• _DIRECTIONS FOR THIS TASK_
Every line that contains the word "PRODUCTIVITÉ" should be copied.

>> start RECORDS FOR THIS EXERCISE

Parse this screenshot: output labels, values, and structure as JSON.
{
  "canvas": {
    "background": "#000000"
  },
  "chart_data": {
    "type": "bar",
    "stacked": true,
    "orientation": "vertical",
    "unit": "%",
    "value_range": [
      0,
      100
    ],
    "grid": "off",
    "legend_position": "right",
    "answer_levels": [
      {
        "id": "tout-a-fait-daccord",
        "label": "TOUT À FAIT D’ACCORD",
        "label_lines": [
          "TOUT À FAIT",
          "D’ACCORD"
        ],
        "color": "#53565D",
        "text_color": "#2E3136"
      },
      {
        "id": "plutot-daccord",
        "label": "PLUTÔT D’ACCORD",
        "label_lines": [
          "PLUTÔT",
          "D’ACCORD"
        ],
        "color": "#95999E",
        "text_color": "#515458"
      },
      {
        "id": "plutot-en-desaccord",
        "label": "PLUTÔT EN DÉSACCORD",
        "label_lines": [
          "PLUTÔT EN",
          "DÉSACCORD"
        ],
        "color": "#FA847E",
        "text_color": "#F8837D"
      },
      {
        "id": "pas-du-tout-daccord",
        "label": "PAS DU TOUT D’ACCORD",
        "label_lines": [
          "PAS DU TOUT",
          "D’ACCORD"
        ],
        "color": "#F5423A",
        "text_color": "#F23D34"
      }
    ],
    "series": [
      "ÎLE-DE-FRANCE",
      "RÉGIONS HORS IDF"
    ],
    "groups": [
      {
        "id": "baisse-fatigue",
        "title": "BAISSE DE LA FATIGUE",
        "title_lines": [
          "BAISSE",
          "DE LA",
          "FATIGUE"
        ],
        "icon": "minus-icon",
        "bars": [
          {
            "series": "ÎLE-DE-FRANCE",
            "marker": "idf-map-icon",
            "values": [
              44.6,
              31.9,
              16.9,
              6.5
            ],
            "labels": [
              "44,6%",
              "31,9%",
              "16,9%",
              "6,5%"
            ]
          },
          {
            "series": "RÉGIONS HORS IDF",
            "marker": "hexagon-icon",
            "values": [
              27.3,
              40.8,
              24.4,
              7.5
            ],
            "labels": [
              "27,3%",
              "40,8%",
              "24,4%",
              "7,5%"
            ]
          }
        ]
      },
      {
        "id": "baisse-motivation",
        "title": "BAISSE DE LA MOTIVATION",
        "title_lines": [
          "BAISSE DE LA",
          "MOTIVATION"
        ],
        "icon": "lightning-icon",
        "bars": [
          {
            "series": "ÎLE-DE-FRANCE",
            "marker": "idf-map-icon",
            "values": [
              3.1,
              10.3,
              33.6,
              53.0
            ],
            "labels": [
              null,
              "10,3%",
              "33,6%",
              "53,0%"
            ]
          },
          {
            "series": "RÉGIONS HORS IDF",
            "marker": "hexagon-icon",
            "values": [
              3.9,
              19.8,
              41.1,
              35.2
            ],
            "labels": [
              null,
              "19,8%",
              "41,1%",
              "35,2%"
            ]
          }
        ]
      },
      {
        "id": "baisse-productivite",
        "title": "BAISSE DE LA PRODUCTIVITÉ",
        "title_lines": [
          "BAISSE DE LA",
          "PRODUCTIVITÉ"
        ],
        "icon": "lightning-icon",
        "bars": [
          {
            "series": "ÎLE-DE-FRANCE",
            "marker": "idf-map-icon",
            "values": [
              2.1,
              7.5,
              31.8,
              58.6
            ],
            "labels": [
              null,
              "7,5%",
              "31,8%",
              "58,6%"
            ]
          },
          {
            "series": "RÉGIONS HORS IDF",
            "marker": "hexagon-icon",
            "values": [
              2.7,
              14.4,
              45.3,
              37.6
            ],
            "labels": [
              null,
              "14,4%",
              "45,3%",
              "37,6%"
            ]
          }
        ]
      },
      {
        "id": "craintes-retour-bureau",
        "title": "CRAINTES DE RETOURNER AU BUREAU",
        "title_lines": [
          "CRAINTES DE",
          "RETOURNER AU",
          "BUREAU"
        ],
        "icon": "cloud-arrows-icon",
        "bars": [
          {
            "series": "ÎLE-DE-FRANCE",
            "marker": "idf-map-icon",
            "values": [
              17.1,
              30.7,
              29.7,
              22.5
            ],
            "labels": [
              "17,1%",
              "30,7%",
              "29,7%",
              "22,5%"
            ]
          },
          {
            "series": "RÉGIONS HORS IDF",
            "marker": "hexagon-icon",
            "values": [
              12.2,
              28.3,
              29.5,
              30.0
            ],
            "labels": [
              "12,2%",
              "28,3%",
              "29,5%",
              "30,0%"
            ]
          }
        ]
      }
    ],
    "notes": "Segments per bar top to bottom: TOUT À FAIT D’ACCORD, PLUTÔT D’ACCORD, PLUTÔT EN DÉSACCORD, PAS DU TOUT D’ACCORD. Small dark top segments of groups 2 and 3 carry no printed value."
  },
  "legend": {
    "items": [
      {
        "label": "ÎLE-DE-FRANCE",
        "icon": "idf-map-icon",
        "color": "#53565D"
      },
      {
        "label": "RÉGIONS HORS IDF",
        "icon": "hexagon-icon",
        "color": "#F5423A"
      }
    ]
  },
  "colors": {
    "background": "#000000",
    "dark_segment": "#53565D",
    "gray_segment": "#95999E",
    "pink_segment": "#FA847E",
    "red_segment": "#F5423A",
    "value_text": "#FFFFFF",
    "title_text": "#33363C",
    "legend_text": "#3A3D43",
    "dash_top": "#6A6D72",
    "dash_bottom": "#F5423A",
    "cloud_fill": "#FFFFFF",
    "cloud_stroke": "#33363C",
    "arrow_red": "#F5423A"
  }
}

>> end RECORDS FOR THIS EXERCISE

• _EXERCISE RESULT_
        "title": "BAISSE DE LA PRODUCTIVITÉ",
          "PRODUCTIVITÉ"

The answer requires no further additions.